Reproduce the following records verbatim, keeping every line in its original order.

• _MATERIAL FOR THE TASK_
◇ ◇ ◇ ◇ ◇

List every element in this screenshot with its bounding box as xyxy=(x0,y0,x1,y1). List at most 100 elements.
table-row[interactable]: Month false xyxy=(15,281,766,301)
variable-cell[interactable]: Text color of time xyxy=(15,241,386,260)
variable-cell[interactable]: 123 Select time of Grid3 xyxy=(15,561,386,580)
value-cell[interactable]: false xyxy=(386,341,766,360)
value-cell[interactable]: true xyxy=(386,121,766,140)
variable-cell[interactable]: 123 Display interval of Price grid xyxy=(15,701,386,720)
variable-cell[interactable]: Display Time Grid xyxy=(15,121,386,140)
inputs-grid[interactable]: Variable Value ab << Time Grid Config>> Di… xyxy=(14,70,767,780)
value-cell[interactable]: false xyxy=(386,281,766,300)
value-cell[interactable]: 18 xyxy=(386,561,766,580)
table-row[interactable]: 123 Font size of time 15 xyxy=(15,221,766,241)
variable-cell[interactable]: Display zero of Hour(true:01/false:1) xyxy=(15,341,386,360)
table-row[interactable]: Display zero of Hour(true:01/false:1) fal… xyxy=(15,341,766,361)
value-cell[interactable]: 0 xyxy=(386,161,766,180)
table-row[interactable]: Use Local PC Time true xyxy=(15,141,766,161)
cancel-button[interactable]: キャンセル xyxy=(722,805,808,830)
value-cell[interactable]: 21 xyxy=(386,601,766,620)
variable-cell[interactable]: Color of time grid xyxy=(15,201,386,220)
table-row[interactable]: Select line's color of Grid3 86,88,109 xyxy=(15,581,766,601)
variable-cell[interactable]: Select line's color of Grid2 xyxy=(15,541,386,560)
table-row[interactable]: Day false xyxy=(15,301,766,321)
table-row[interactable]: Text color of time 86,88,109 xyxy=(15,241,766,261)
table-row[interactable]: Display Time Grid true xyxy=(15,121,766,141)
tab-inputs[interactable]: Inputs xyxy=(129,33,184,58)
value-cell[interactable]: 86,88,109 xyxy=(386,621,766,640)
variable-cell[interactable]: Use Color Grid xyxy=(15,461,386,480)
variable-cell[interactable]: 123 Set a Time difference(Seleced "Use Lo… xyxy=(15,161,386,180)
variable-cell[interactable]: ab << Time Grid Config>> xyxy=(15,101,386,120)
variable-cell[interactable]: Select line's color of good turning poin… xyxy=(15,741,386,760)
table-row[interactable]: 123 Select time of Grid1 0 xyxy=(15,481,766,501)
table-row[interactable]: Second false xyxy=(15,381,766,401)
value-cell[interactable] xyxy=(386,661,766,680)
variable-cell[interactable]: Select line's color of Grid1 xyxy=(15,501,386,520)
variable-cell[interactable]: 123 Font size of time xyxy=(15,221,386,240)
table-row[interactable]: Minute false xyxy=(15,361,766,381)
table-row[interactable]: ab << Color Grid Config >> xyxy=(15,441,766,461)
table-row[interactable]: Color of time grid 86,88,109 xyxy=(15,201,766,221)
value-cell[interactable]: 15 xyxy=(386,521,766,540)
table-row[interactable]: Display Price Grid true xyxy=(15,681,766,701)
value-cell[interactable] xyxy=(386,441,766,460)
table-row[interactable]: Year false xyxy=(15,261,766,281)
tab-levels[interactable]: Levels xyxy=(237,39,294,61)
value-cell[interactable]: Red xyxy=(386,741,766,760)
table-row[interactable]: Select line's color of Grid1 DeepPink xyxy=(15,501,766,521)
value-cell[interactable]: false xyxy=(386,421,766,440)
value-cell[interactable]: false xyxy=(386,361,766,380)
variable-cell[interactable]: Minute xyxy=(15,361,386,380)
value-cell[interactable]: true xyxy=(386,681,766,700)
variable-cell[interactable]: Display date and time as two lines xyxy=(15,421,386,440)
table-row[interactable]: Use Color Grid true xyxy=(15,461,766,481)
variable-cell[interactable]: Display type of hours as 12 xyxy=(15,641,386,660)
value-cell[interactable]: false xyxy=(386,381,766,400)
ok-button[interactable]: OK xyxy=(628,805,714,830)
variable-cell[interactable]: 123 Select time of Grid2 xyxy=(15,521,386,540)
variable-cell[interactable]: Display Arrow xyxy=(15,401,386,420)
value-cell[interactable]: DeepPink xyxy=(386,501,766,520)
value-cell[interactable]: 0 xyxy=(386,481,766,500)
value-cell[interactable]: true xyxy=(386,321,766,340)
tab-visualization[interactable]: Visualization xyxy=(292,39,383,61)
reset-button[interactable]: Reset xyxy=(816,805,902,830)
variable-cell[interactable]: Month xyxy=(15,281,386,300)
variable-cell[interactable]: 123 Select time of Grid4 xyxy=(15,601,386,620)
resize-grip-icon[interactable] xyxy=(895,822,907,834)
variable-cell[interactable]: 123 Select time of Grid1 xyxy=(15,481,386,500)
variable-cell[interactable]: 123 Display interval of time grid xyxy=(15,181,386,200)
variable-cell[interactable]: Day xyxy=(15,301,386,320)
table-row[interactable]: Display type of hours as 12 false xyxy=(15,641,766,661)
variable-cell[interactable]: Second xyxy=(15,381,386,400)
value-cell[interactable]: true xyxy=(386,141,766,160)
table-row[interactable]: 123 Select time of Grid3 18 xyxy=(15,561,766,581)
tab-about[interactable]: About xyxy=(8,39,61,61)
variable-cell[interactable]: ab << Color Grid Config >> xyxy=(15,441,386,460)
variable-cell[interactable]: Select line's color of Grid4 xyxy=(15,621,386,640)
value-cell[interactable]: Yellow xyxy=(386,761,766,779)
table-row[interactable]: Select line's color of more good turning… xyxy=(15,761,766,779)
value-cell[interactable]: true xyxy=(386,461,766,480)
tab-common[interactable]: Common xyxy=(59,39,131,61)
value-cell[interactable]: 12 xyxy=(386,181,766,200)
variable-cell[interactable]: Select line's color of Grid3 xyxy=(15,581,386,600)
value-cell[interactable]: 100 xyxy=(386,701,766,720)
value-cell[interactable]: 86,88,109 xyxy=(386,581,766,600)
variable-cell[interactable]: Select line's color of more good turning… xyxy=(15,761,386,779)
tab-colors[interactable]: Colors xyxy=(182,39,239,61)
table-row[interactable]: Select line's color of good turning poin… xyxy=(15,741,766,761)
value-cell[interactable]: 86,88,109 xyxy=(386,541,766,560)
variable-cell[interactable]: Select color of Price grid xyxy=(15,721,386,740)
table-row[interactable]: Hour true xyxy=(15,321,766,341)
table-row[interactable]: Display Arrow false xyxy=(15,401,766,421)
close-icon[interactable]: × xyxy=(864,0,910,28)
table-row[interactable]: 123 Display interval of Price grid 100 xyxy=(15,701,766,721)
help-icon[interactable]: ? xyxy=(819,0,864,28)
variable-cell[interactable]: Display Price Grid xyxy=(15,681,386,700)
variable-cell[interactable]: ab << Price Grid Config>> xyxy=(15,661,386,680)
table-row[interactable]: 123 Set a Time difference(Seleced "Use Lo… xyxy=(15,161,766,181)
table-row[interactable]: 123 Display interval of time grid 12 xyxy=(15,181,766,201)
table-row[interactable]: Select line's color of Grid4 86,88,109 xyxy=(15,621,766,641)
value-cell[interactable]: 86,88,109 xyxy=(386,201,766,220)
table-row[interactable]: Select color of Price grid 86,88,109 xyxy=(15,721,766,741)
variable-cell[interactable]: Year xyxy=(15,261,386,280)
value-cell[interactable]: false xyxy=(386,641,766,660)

◇ ◇ ◇ ◇ ◇

• _CORRECT RESPONSE_
List every element in this screenshot with its bounding box as xyxy=(x0,y0,x1,y1). List at most 100 elements.
table-row[interactable]: Month false xyxy=(15,281,766,301)
variable-cell[interactable]: Text color of time xyxy=(15,241,386,260)
variable-cell[interactable]: 123 Select time of Grid3 xyxy=(15,561,386,580)
value-cell[interactable]: false xyxy=(386,341,766,360)
value-cell[interactable]: true xyxy=(386,121,766,140)
variable-cell[interactable]: 123 Display interval of Price grid xyxy=(15,701,386,720)
variable-cell[interactable]: Display Time Grid xyxy=(15,121,386,140)
inputs-grid[interactable]: Variable Value ab << Time Grid Config>> Di… xyxy=(14,70,767,780)
value-cell[interactable]: false xyxy=(386,281,766,300)
value-cell[interactable]: 18 xyxy=(386,561,766,580)
table-row[interactable]: 123 Font size of time 15 xyxy=(15,221,766,241)
variable-cell[interactable]: Display zero of Hour(true:01/false:1) xyxy=(15,341,386,360)
table-row[interactable]: Display zero of Hour(true:01/false:1) fal… xyxy=(15,341,766,361)
value-cell[interactable]: 0 xyxy=(386,161,766,180)
table-row[interactable]: Use Local PC Time true xyxy=(15,141,766,161)
cancel-button[interactable]: キャンセル xyxy=(722,805,808,830)
value-cell[interactable]: 21 xyxy=(386,601,766,620)
variable-cell[interactable]: Color of time grid xyxy=(15,201,386,220)
table-row[interactable]: Select line's color of Grid3 86,88,109 xyxy=(15,581,766,601)
variable-cell[interactable]: Select line's color of Grid2 xyxy=(15,541,386,560)
table-row[interactable]: Day false xyxy=(15,301,766,321)
table-row[interactable]: Text color of time 86,88,109 xyxy=(15,241,766,261)
table-row[interactable]: Display Time Grid true xyxy=(15,121,766,141)
tab-inputs[interactable]: Inputs xyxy=(129,33,184,58)
value-cell[interactable]: 86,88,109 xyxy=(386,621,766,640)
variable-cell[interactable]: Use Color Grid xyxy=(15,461,386,480)
variable-cell[interactable]: 123 Set a Time difference(Seleced "Use Lo… xyxy=(15,161,386,180)
variable-cell[interactable]: ab << Time Grid Config>> xyxy=(15,101,386,120)
variable-cell[interactable]: Select line's color of good turning poin… xyxy=(15,741,386,760)
table-row[interactable]: 123 Select time of Grid1 0 xyxy=(15,481,766,501)
table-row[interactable]: Second false xyxy=(15,381,766,401)
value-cell[interactable] xyxy=(386,661,766,680)
variable-cell[interactable]: Select line's color of Grid1 xyxy=(15,501,386,520)
variable-cell[interactable]: 123 Font size of time xyxy=(15,221,386,240)
table-row[interactable]: Minute false xyxy=(15,361,766,381)
table-row[interactable]: ab << Color Grid Config >> xyxy=(15,441,766,461)
table-row[interactable]: Color of time grid 86,88,109 xyxy=(15,201,766,221)
value-cell[interactable]: 15 xyxy=(386,521,766,540)
table-row[interactable]: Display Price Grid true xyxy=(15,681,766,701)
value-cell[interactable] xyxy=(386,441,766,460)
table-row[interactable]: Year false xyxy=(15,261,766,281)
tab-levels[interactable]: Levels xyxy=(237,39,294,61)
value-cell[interactable]: Red xyxy=(386,741,766,760)
table-row[interactable]: Select line's color of Grid1 DeepPink xyxy=(15,501,766,521)
value-cell[interactable]: false xyxy=(386,421,766,440)
value-cell[interactable]: false xyxy=(386,361,766,380)
variable-cell[interactable]: Minute xyxy=(15,361,386,380)
value-cell[interactable]: true xyxy=(386,681,766,700)
variable-cell[interactable]: Display date and time as two lines xyxy=(15,421,386,440)
table-row[interactable]: Use Color Grid true xyxy=(15,461,766,481)
variable-cell[interactable]: Display type of hours as 12 xyxy=(15,641,386,660)
value-cell[interactable]: false xyxy=(386,381,766,400)
ok-button[interactable]: OK xyxy=(628,805,714,830)
variable-cell[interactable]: 123 Select time of Grid2 xyxy=(15,521,386,540)
variable-cell[interactable]: Display Arrow xyxy=(15,401,386,420)
value-cell[interactable]: DeepPink xyxy=(386,501,766,520)
value-cell[interactable]: 0 xyxy=(386,481,766,500)
value-cell[interactable]: true xyxy=(386,321,766,340)
tab-visualization[interactable]: Visualization xyxy=(292,39,383,61)
reset-button[interactable]: Reset xyxy=(816,805,902,830)
variable-cell[interactable]: Month xyxy=(15,281,386,300)
variable-cell[interactable]: 123 Select time of Grid4 xyxy=(15,601,386,620)
resize-grip-icon[interactable] xyxy=(895,822,907,834)
variable-cell[interactable]: 123 Select time of Grid1 xyxy=(15,481,386,500)
variable-cell[interactable]: 123 Display interval of time grid xyxy=(15,181,386,200)
variable-cell[interactable]: Day xyxy=(15,301,386,320)
table-row[interactable]: Display type of hours as 12 false xyxy=(15,641,766,661)
variable-cell[interactable]: Second xyxy=(15,381,386,400)
value-cell[interactable]: true xyxy=(386,141,766,160)
table-row[interactable]: 123 Select time of Grid3 18 xyxy=(15,561,766,581)
tab-about[interactable]: About xyxy=(8,39,61,61)
variable-cell[interactable]: ab << Color Grid Config >> xyxy=(15,441,386,460)
variable-cell[interactable]: Select line's color of Grid4 xyxy=(15,621,386,640)
value-cell[interactable]: Yellow xyxy=(386,761,766,779)
table-row[interactable]: Select line's color of more good turning… xyxy=(15,761,766,779)
value-cell[interactable]: true xyxy=(386,461,766,480)
tab-common[interactable]: Common xyxy=(59,39,131,61)
value-cell[interactable]: 12 xyxy=(386,181,766,200)
variable-cell[interactable]: Select line's color of Grid3 xyxy=(15,581,386,600)
value-cell[interactable]: 100 xyxy=(386,701,766,720)
value-cell[interactable]: 86,88,109 xyxy=(386,581,766,600)
variable-cell[interactable]: Select line's color of more good turning… xyxy=(15,761,386,779)
tab-colors[interactable]: Colors xyxy=(182,39,239,61)
table-row[interactable]: Select line's color of good turning poin… xyxy=(15,741,766,761)
value-cell[interactable]: 86,88,109 xyxy=(386,541,766,560)
variable-cell[interactable]: Select color of Price grid xyxy=(15,721,386,740)
table-row[interactable]: Hour true xyxy=(15,321,766,341)
table-row[interactable]: Display Arrow false xyxy=(15,401,766,421)
close-icon[interactable]: × xyxy=(864,0,910,28)
table-row[interactable]: 123 Display interval of Price grid 100 xyxy=(15,701,766,721)
help-icon[interactable]: ? xyxy=(819,0,864,28)
variable-cell[interactable]: Display Price Grid xyxy=(15,681,386,700)
variable-cell[interactable]: ab << Price Grid Config>> xyxy=(15,661,386,680)
table-row[interactable]: 123 Set a Time difference(Seleced "Use Lo… xyxy=(15,161,766,181)
table-row[interactable]: 123 Display interval of time grid 12 xyxy=(15,181,766,201)
table-row[interactable]: Select line's color of Grid4 86,88,109 xyxy=(15,621,766,641)
value-cell[interactable]: 86,88,109 xyxy=(386,201,766,220)
table-row[interactable]: Select color of Price grid 86,88,109 xyxy=(15,721,766,741)
variable-cell[interactable]: Year xyxy=(15,261,386,280)
value-cell[interactable]: false xyxy=(386,641,766,660)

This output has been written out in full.